Instructions to follow ::
Show every line where "nexposed" occurs.

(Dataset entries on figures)
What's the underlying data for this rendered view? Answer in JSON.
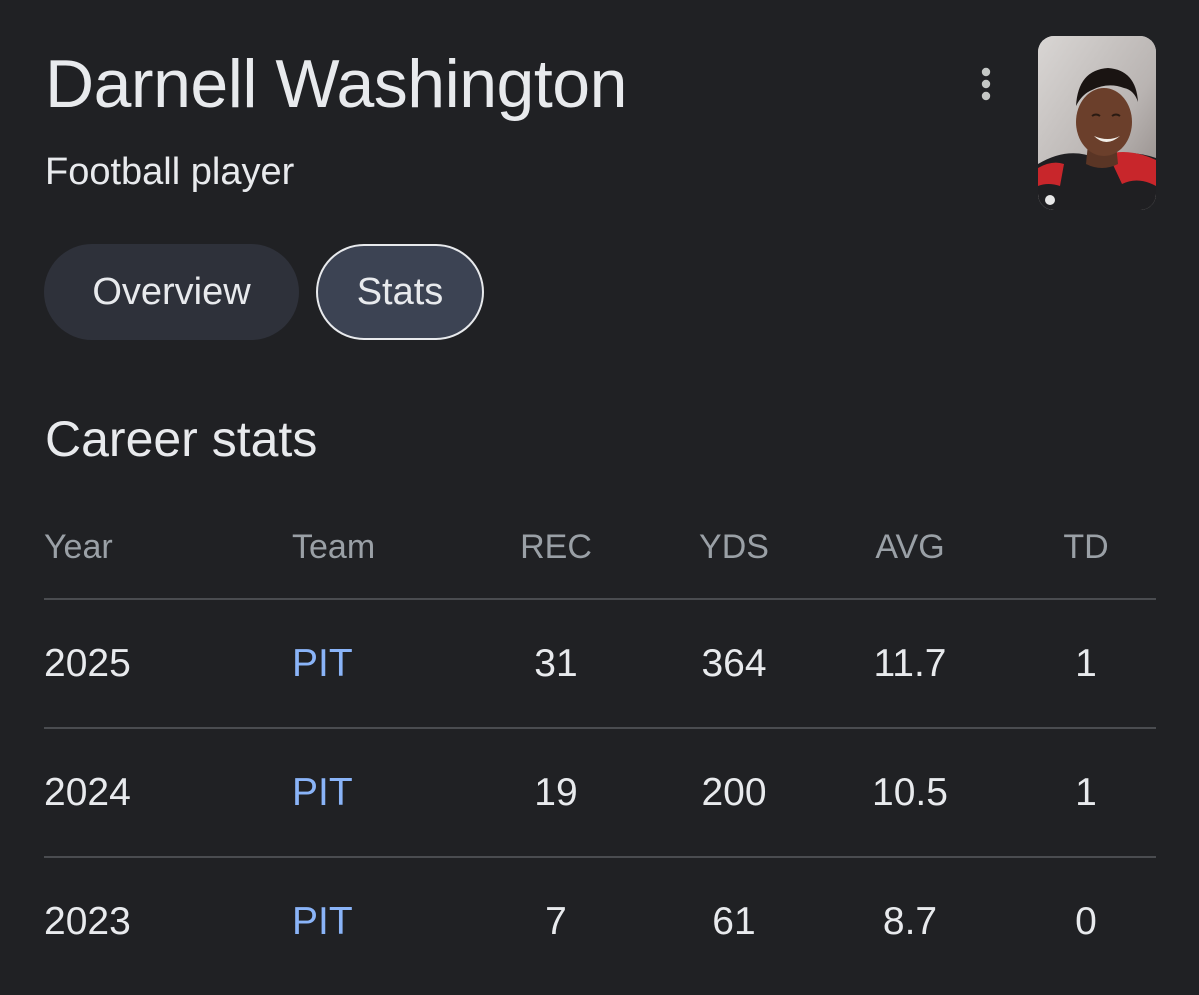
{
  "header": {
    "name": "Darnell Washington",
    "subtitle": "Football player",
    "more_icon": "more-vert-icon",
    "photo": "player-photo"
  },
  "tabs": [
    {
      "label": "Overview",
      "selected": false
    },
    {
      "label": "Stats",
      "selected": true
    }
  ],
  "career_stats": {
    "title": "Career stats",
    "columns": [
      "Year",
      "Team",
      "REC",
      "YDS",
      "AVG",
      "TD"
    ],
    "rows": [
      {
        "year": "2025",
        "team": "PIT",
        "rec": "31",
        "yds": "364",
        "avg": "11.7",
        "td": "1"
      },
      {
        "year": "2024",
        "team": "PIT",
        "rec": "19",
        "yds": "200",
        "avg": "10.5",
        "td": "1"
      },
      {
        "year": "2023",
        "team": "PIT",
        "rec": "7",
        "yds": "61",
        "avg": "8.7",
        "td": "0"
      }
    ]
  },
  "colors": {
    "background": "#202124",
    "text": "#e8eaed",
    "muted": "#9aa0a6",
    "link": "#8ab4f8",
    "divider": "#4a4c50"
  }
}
...
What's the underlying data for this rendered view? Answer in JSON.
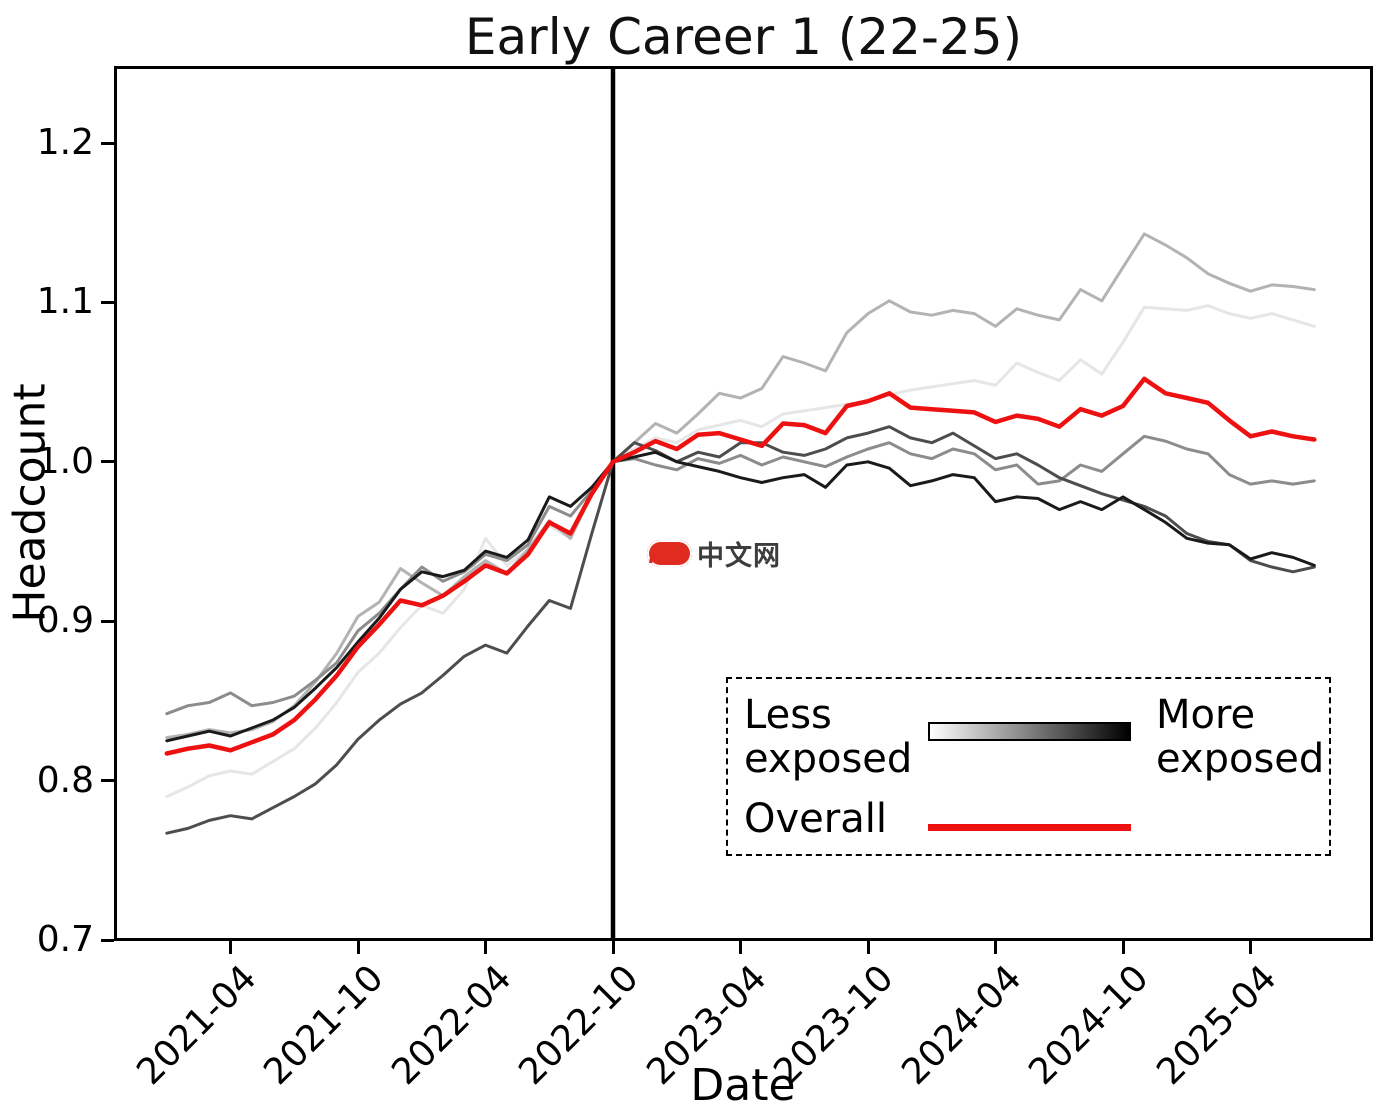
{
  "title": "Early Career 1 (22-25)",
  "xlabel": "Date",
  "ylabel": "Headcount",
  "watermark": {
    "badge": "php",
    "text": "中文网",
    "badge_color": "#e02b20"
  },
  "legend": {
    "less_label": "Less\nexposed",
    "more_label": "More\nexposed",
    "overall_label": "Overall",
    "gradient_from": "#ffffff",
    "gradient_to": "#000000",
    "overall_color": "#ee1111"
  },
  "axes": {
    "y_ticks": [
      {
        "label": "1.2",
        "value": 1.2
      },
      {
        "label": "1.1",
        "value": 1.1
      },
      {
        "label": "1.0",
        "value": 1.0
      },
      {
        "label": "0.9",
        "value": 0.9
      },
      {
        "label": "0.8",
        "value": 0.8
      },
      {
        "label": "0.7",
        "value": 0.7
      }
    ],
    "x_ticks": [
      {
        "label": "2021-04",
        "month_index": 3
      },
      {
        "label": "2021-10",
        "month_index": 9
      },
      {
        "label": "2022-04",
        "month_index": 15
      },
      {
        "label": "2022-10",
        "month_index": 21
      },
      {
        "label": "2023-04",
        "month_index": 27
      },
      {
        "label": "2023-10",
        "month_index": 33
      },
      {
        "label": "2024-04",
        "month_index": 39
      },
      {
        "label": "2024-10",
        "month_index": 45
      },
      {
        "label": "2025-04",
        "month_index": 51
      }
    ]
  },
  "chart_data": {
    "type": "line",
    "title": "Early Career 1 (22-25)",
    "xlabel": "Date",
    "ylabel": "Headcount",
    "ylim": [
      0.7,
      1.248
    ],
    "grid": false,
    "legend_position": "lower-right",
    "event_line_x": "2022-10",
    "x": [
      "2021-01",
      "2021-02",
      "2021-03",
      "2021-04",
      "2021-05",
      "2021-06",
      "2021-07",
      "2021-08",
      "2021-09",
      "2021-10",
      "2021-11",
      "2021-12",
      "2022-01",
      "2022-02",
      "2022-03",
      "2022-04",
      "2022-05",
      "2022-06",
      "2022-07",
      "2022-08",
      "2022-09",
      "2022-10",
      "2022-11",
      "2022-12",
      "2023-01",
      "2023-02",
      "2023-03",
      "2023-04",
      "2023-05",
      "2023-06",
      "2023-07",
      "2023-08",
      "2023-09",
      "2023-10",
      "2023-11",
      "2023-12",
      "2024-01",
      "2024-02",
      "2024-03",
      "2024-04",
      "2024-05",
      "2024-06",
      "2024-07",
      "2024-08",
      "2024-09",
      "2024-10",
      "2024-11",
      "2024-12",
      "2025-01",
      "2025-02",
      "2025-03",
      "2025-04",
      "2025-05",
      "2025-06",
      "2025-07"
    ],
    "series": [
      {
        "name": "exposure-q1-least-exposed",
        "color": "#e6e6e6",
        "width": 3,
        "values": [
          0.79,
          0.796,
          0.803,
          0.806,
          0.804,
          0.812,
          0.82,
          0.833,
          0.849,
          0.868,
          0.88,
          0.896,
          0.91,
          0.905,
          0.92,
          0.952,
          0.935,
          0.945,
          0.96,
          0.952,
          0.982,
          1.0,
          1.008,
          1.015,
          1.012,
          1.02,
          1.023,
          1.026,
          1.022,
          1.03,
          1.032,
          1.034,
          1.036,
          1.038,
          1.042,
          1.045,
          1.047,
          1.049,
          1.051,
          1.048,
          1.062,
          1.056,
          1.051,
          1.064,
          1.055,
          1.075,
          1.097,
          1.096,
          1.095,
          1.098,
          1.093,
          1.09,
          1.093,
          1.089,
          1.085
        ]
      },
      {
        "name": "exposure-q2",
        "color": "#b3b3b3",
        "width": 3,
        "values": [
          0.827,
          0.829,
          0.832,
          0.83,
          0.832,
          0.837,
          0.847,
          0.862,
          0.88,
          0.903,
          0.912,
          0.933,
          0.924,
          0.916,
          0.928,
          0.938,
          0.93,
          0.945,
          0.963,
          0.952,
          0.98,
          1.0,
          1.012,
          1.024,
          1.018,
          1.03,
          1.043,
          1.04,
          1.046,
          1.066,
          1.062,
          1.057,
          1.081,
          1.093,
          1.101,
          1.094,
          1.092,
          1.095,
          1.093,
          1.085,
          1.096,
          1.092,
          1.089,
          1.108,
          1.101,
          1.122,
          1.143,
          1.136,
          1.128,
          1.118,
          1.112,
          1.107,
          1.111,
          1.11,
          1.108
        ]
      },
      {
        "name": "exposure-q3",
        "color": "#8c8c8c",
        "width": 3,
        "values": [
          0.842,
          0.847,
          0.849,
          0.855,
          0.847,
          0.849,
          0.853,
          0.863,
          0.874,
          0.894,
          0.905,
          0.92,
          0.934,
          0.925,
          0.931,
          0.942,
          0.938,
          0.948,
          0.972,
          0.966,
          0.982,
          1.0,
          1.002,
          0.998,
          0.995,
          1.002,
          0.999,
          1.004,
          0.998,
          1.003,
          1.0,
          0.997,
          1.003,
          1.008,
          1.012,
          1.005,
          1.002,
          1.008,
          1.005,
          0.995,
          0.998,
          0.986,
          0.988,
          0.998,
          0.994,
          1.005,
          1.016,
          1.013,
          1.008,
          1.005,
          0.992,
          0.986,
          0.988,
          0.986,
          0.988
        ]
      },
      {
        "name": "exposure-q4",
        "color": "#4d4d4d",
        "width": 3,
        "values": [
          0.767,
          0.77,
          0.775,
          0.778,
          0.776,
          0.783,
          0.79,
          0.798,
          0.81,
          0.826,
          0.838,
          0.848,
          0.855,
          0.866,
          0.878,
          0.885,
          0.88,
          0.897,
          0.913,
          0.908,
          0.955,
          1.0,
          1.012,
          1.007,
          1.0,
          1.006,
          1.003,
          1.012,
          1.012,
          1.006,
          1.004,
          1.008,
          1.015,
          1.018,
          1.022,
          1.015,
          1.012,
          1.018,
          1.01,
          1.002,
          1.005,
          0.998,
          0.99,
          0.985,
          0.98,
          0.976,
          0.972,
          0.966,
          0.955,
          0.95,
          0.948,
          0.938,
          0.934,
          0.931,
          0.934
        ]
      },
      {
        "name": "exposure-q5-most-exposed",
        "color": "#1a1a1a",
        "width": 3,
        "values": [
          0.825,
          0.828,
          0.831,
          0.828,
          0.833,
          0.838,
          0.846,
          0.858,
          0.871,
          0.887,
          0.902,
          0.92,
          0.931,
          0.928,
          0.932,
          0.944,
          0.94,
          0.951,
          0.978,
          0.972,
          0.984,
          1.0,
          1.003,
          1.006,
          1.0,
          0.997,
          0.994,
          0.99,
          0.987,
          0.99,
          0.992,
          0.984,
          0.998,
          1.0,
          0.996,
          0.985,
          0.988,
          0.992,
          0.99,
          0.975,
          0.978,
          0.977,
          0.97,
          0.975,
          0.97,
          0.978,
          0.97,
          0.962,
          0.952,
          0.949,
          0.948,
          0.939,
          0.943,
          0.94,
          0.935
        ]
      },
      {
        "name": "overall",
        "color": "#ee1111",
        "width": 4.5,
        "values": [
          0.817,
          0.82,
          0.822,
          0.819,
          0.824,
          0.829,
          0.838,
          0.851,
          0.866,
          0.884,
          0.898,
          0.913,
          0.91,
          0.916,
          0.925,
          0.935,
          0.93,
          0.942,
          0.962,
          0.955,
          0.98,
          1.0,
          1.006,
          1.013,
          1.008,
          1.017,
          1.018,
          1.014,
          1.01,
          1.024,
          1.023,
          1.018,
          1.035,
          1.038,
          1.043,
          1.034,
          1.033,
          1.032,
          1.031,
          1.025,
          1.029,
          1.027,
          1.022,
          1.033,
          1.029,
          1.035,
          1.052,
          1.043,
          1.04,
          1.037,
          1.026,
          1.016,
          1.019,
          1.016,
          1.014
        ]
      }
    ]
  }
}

Exercise output ::
    "less_label": "Less\nexposed",
    "more_label": "More\nexposed",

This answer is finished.